> _Short problem_: Wherever the string "this" appears, copy the whole line.

> _Figure record listings_:

━━━━━━━━━━━━━━━━━━━━

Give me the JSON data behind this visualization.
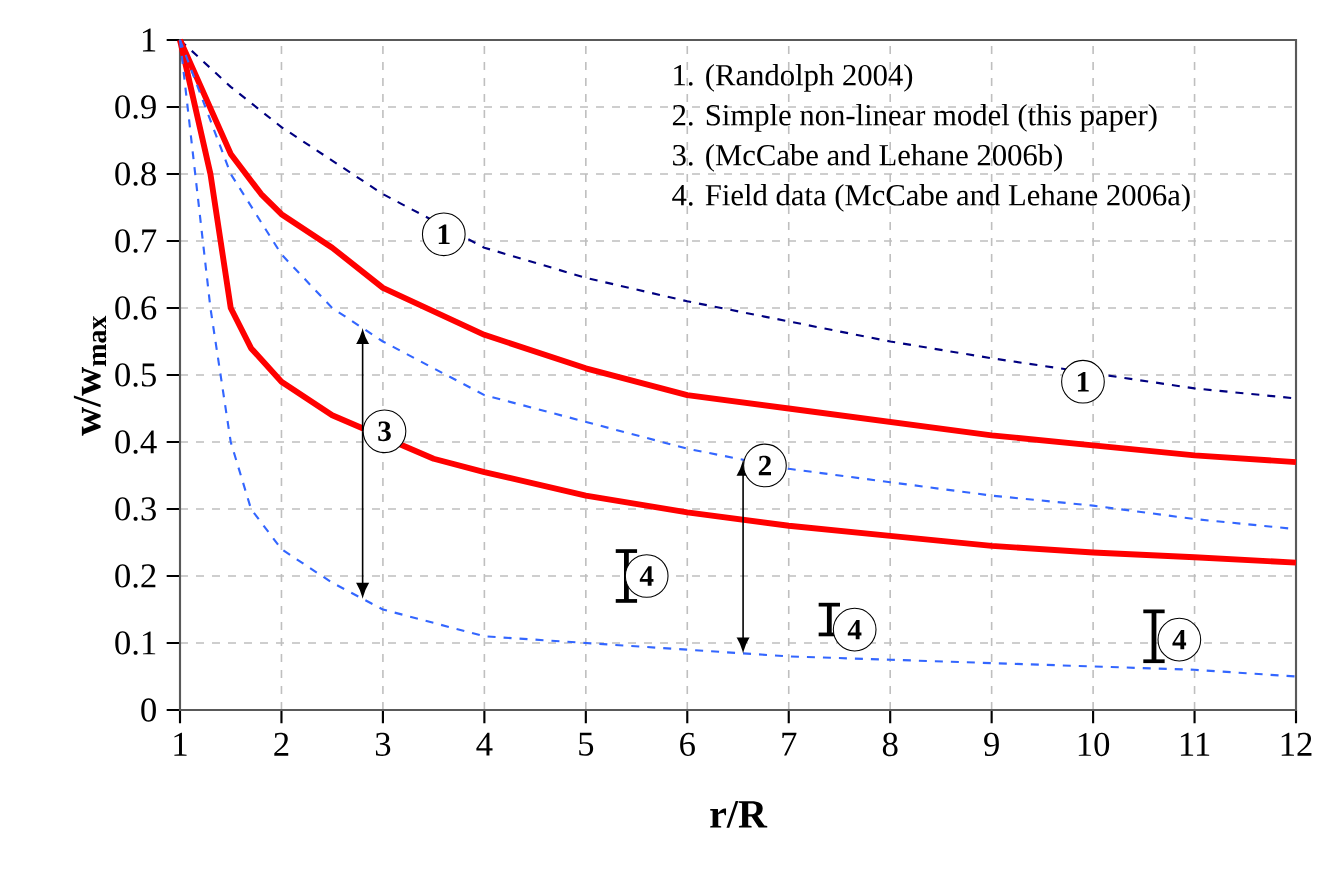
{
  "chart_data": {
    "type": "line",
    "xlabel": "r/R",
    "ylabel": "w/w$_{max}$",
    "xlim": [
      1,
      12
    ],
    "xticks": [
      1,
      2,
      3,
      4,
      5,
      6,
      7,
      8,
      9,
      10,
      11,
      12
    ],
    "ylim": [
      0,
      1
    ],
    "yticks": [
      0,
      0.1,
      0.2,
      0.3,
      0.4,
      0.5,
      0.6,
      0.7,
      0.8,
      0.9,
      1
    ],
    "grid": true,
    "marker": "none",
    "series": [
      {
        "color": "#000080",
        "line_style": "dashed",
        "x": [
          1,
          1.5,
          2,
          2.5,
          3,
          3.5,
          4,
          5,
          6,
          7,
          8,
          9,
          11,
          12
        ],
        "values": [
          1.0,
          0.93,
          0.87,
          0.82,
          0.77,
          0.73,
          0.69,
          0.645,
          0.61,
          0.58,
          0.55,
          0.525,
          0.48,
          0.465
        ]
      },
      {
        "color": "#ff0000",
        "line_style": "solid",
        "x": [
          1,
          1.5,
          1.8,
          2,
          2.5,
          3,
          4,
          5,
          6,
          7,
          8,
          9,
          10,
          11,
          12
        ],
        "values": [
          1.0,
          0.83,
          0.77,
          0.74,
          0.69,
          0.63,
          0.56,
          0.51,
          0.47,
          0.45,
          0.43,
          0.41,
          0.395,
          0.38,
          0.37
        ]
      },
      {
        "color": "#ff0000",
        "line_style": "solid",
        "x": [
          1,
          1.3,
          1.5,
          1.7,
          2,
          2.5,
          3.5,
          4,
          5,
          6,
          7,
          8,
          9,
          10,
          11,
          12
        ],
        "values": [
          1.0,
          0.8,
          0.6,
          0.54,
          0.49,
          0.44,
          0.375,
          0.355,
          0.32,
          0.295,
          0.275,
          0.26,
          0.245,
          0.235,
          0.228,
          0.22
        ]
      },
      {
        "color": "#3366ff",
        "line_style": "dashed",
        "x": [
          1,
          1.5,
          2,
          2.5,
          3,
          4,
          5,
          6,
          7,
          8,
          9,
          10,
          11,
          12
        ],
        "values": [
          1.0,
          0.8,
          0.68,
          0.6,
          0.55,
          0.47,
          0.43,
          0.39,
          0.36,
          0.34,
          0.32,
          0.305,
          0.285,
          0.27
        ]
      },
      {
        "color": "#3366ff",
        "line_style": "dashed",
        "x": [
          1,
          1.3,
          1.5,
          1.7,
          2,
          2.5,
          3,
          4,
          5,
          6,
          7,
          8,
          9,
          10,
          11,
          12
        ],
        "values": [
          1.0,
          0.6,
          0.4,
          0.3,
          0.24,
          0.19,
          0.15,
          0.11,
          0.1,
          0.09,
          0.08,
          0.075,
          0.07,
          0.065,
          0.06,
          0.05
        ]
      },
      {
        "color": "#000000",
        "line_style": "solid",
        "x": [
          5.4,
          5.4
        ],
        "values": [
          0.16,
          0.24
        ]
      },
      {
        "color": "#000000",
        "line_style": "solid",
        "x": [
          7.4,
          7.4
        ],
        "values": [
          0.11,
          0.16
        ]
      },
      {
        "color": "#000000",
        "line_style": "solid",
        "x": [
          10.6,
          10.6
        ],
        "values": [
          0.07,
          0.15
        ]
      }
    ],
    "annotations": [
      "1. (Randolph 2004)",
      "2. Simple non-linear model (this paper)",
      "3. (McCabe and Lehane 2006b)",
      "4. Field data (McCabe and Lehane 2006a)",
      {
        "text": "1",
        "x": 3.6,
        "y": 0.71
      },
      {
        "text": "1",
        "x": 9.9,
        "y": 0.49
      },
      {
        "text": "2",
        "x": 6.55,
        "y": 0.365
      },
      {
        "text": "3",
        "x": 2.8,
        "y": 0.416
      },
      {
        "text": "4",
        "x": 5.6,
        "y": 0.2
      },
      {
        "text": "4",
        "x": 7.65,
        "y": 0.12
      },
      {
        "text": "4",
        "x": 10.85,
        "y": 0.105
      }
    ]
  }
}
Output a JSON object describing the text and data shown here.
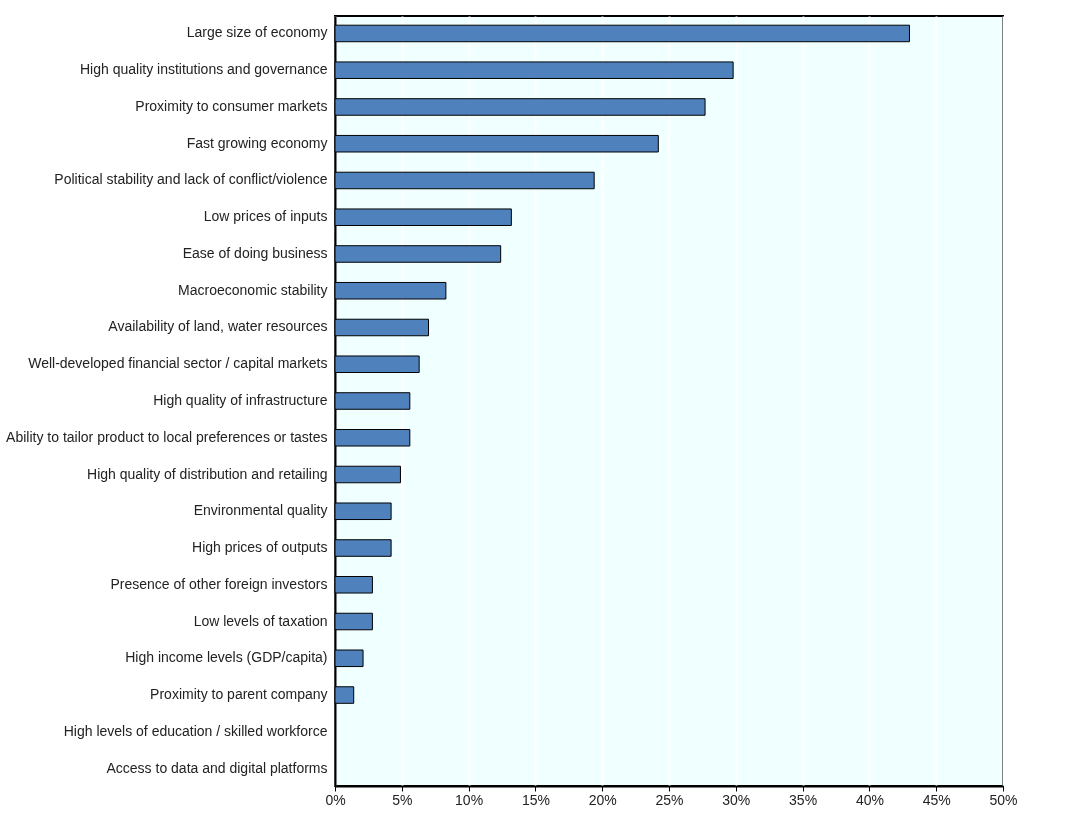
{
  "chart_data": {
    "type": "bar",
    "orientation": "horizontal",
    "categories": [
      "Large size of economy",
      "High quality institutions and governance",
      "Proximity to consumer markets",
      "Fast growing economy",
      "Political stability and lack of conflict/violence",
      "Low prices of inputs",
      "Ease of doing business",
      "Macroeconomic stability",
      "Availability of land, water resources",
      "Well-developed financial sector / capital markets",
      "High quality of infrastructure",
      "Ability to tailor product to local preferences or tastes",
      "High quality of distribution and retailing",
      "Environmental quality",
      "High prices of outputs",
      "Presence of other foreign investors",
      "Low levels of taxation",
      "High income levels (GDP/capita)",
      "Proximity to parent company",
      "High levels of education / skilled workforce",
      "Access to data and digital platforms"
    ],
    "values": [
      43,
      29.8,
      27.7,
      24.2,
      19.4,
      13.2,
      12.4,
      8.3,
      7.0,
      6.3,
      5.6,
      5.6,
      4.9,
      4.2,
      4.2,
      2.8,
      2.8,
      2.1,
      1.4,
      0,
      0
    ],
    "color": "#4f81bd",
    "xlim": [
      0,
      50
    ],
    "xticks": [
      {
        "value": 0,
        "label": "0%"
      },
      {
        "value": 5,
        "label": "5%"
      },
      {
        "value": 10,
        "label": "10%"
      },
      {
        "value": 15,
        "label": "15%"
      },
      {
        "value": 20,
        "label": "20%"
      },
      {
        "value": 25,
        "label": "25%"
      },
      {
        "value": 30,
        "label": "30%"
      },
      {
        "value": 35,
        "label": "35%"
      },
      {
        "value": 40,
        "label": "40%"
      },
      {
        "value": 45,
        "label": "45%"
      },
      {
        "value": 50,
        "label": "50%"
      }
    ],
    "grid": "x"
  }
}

━━━━━━━━━━━━━━━━━━━━

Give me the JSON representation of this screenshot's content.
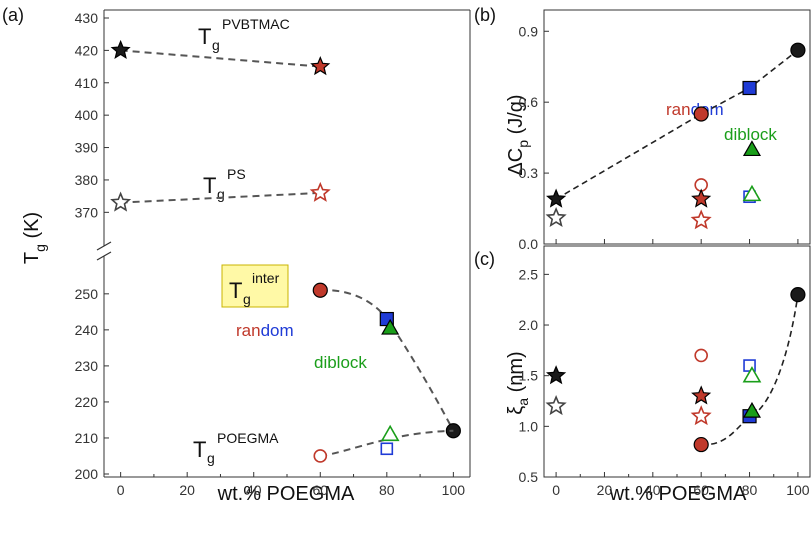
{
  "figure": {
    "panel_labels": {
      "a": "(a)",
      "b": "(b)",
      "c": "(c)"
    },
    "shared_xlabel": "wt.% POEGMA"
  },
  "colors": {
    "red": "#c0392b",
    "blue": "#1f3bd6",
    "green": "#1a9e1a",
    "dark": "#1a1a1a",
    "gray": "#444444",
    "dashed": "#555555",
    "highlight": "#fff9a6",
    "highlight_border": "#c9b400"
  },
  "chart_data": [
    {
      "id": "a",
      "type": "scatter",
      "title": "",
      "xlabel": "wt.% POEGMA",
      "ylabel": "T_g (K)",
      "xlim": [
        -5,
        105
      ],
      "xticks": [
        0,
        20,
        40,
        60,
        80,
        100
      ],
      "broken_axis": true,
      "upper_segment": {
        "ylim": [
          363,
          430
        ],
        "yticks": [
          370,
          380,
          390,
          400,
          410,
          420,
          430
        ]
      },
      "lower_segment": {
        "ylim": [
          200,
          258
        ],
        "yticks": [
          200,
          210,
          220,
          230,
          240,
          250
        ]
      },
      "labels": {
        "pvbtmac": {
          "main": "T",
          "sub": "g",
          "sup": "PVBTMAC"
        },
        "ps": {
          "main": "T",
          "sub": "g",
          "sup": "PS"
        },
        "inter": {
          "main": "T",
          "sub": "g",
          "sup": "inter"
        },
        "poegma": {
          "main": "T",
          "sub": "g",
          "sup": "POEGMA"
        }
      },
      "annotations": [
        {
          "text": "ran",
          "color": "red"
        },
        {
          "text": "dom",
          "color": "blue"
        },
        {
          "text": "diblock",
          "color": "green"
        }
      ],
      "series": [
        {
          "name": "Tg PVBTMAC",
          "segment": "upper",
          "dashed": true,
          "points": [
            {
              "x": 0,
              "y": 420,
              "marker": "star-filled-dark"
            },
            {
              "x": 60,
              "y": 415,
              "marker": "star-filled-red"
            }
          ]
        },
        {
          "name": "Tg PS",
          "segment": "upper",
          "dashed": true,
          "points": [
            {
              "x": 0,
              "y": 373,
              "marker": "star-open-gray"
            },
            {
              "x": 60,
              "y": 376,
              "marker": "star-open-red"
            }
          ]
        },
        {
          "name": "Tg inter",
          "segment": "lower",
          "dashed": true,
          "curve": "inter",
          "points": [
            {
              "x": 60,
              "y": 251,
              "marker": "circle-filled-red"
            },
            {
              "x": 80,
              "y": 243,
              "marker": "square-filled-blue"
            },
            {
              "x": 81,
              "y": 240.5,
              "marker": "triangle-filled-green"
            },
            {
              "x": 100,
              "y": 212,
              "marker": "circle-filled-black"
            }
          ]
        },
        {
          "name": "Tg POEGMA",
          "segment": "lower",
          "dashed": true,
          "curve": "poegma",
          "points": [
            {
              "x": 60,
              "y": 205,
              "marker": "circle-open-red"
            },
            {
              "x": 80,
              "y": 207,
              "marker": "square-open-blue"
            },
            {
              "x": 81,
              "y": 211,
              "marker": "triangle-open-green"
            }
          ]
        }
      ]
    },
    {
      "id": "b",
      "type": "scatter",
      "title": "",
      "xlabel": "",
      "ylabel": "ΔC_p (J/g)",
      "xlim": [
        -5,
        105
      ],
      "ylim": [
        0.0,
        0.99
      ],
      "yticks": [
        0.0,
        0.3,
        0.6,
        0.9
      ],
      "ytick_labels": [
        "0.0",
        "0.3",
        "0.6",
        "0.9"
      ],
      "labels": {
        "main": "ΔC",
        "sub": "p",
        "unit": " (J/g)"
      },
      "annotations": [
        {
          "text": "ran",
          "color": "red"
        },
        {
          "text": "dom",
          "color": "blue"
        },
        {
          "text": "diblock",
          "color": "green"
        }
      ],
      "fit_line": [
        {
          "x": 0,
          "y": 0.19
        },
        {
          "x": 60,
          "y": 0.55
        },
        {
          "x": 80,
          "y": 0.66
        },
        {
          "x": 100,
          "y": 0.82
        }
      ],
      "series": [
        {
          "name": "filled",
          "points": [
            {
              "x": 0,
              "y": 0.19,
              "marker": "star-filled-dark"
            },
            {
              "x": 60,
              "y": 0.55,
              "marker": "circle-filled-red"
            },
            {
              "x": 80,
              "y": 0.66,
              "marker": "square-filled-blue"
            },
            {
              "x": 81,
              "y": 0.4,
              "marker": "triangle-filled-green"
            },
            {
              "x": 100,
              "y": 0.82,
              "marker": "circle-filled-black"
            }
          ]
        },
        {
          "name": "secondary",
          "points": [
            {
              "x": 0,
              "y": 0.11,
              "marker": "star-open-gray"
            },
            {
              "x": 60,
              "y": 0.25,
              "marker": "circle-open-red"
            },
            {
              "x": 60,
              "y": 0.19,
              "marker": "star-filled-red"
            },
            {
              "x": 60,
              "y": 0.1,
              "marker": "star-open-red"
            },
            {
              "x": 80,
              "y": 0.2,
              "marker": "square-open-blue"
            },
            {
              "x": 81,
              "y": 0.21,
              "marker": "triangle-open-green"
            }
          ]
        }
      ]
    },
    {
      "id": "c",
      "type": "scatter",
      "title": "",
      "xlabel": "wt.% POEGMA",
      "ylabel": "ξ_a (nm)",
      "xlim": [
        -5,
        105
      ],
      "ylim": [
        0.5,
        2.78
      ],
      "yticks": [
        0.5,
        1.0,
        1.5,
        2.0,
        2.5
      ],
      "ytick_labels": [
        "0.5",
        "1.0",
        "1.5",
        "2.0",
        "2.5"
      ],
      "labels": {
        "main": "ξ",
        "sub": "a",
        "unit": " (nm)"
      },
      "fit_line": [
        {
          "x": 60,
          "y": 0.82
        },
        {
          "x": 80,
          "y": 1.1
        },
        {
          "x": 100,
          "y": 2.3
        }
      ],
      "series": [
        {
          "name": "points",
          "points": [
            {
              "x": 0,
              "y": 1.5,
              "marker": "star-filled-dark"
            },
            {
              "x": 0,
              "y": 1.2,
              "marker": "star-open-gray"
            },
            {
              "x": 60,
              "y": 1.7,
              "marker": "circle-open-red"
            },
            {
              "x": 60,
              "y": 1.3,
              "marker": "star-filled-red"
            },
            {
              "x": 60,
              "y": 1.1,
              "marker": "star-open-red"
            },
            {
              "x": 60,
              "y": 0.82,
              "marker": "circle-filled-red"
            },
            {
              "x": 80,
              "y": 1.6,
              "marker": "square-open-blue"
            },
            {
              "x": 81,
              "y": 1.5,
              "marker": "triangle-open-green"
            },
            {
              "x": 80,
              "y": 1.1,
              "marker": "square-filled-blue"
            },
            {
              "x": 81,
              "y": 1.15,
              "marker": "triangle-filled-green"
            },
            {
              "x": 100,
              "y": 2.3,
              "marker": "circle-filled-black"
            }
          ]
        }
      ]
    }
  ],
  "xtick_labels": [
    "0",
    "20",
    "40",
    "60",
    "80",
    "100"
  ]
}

━━━━━━━━━━━━━━━━━━━━

> _Exercise response_:
Give me the JSON data behind this visualization.
      "2. Simple non-linear model (this paper)",
Give me the JSON representation of this screenshot's content.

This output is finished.